▶ Verilen Metin
Önce okuduğu Robert Kolej'i, 1958 yılında da Türkiye'yi terk etti. Bir başka kaynakta ise Ayden'in  1956’da eğitim için New York’a gittiği belirtilir. 

Paris’te bir Türk Casusu…

Amerika’da kimliksiz ve pasaportsuz olarak yaşayan Erje Ayden, sıkı bir Fenerbahçeli’ydi.

Hayatını, yazdığı roman kahramanlarının Türk karekteriyle özdeşleştirerek, çok farklı söylentilerle karmaşık hale getirdi. 

Erje/Erce/Ercüment Ayden/Aydıner; 1959’dan 1984’e kadar Amerika Birleşik Devletleri’nde gizli olarak faaliyet gösteren bir NATO casusluk grubunda görev aldı. 

Casusluk yaşamını, Paris ve New York yılları olarak  tasnif etmek mümkün.

"Belirli bir Avrupa ülkesinin casusluk örgütünün mensubu olarak" Paris’te yaşamasına bakılırsa ilk görev yeri Fransa

Fransa tercihi boşuna değildi ve sonraki görev yeri Amerika için ön hazırlık devresiydi. 

Fransa, İkinci Dünya Savaşı sonrası birbirinden farklı sanat akımlarının beşiği gibiydi.

▶ Verilen Malzeme
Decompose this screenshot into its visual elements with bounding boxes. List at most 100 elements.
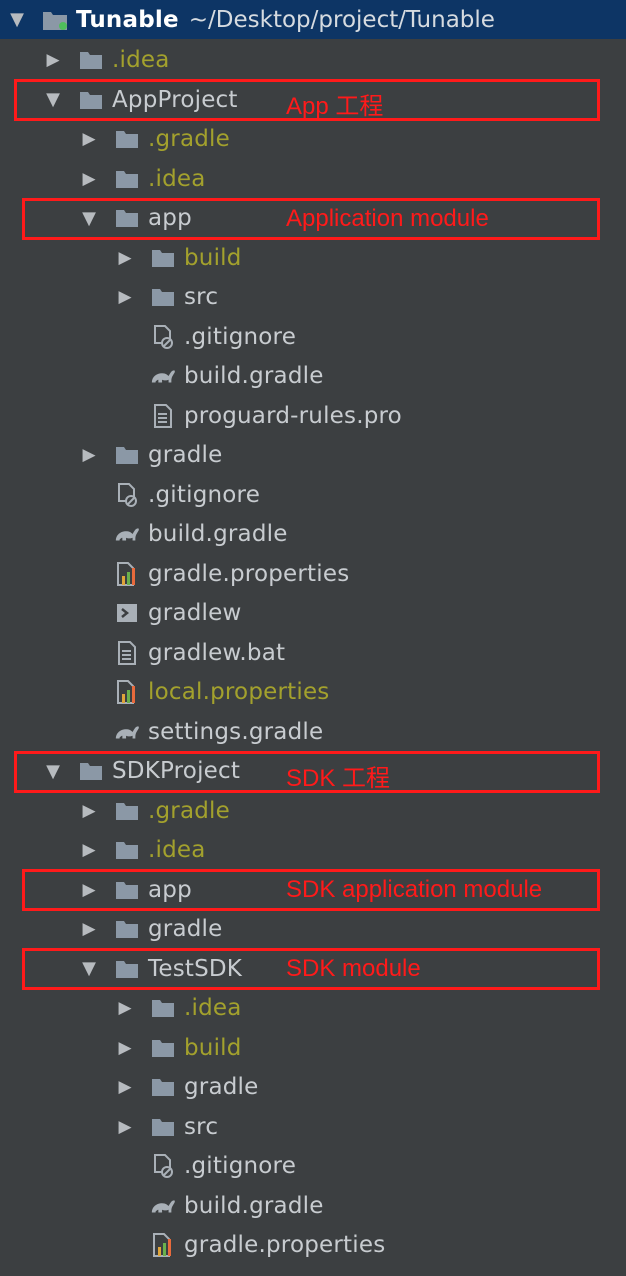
...
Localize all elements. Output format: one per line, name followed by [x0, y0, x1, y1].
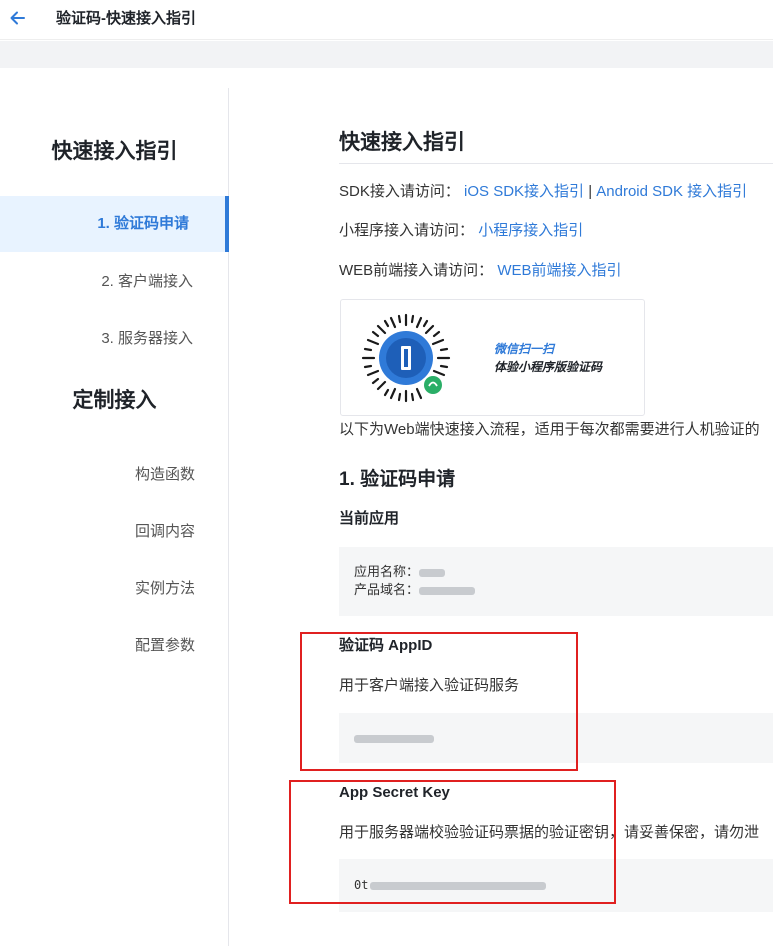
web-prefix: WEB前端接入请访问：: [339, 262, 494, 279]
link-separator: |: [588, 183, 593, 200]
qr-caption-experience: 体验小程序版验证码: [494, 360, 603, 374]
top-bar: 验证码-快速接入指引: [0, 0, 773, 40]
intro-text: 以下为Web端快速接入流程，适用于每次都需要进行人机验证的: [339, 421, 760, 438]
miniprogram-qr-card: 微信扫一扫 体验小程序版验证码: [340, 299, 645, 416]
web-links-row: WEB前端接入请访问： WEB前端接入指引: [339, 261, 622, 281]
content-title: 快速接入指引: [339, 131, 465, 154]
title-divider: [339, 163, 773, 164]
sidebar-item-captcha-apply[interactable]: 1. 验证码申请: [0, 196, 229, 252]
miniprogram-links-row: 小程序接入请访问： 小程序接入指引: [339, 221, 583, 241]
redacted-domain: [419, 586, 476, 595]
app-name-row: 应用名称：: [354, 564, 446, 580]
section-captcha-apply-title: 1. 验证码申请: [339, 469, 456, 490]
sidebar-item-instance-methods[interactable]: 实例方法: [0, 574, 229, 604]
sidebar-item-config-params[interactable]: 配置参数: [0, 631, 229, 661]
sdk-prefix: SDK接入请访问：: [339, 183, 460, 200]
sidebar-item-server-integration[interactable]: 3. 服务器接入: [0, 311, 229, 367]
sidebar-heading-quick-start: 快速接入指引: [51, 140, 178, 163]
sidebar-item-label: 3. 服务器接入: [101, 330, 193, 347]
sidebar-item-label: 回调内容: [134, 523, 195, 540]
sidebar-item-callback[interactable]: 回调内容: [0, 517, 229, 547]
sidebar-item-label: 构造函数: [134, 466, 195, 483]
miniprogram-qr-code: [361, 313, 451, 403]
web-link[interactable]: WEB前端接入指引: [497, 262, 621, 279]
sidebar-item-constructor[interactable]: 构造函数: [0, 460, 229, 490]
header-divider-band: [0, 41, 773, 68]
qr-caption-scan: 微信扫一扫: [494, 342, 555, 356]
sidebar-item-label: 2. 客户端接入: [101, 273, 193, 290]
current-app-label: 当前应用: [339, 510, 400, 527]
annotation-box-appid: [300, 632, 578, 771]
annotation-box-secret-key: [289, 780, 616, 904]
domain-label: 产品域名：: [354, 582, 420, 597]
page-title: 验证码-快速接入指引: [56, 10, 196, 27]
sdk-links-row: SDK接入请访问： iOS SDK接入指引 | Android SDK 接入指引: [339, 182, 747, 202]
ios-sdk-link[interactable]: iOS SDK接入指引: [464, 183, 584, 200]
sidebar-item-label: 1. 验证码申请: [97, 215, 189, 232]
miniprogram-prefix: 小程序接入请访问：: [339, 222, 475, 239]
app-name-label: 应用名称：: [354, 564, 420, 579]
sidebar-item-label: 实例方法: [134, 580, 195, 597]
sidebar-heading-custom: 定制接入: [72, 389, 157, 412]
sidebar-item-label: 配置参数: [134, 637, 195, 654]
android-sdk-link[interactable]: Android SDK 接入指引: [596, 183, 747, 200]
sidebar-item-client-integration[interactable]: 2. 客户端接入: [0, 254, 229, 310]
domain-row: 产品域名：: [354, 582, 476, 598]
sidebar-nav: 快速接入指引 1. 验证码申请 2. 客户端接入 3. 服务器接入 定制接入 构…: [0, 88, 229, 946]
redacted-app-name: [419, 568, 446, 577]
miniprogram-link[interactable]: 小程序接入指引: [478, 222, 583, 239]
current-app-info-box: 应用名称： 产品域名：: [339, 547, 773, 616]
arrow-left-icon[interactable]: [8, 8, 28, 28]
--
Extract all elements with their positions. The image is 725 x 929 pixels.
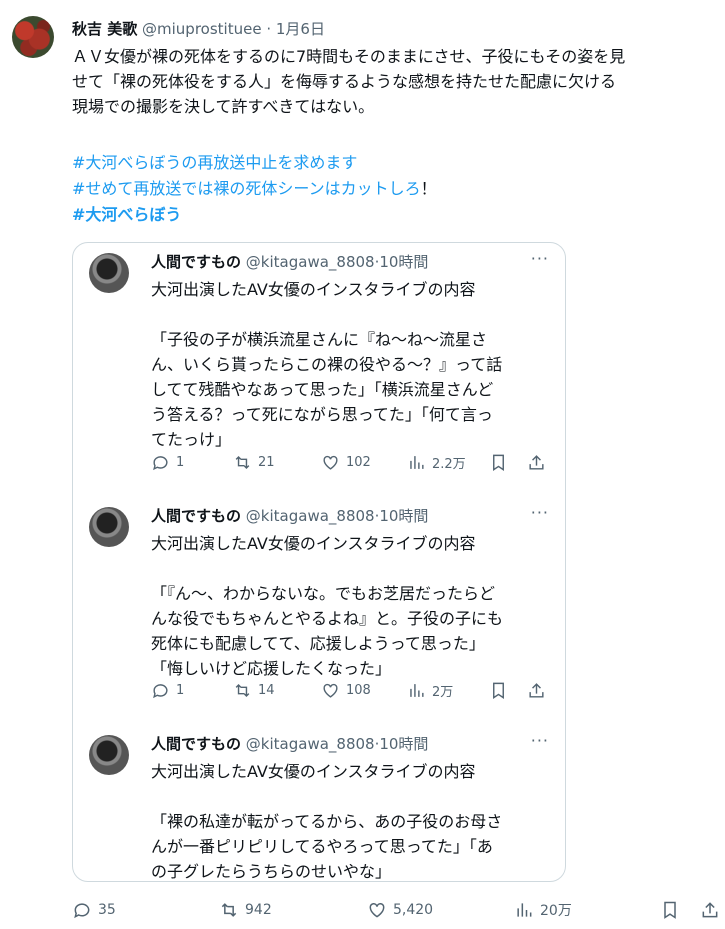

▶ Çalışılacak Görevler
1. Erje Ayden metninden "Hayatını, yazdığı roman" sözlerinden başlayıp aşağıya doğru "grubunda görev aldı." sözlerine kadar olan her şeyi alıntılayın.
2. Erje Ayden metninde geçen bütün yılları sıralayın.
3. Erje Ayden hakkındaki metni, kaldığı yerden sürdürün.
Bu malzeme başka bir kaynaktan alınmıştır.

▶ Görev Yanıtları
1.
Hayatını, yazdığı roman kahramanlarının Türk karekteriyle özdeşleştirerek, çok farklı söylentilerle karmaşık hale getirdi. 

Erje/Erce/Ercüment Ayden/Aydıner; 1959’dan 1984’e kadar Amerika Birleşik Devletleri’nde gizli olarak faaliyet gösteren bir NATO casusluk grubunda görev aldı.

2. 1958, 1956, 1959, 1984

3.
Savaş sona erdiğinde insanların içinde yaşadıkları toplumsal ve kültürel koşullar, ülkeden ülkeye olduğu kadar, aynı ülke içinde de çok büyük farklılıklar gösterdi. 

Avrupa ve Fransa'da nüfusta hızlı artış yaşandı. Özellikle Fransa, sanat alanında büyük ölçüde sanatçıların rağbet ettiği ülke olmuştu.

1945’ten itibaren daha çok insan, yaşamını çeşitli sanat alanlarına adadı. 

Ancak savaş yıllarında büyük ölçüde tahrip olan Avrupa ülkelerinde sanatın finansmanı çok da kolay değildi. 

İkinci Dünya Savaşı’ndan önce sanatın merkezi Fransa iken, savaştan sonra yavaş yavaş, sanatın merkezi Amerika’ya kaymaya başladı.

Bunu en iyi gözlemleyenlerden biri de tabii ki Ercument Aydıner'di.

Fransa'daki havayı teneffüs eden diğer Türk İstihbaratçılarla durum değerlendirmesinde, sosyolojik istihbaratın geleceğinde Amerika’nın daha önemli olacağı gündeme gelmişti. İki kutuplu dünyanın yeni süper gücüydü ABD

Bir başka gelişme de Türkiye'de gerçekleşen askeri darbeydi. 

Ercüment'i Fransa'ya gönderen İstanbul'daki merkez, yeni rotasını Amerika olarak belirleyince, o da 1960'ta hayatını değiştirmeye ve tamamen farklı bir şey yapmaya karar verdi. New York'a taşındı ve yazar oldu.

Bilgi kirliliği bu konuda had safhada.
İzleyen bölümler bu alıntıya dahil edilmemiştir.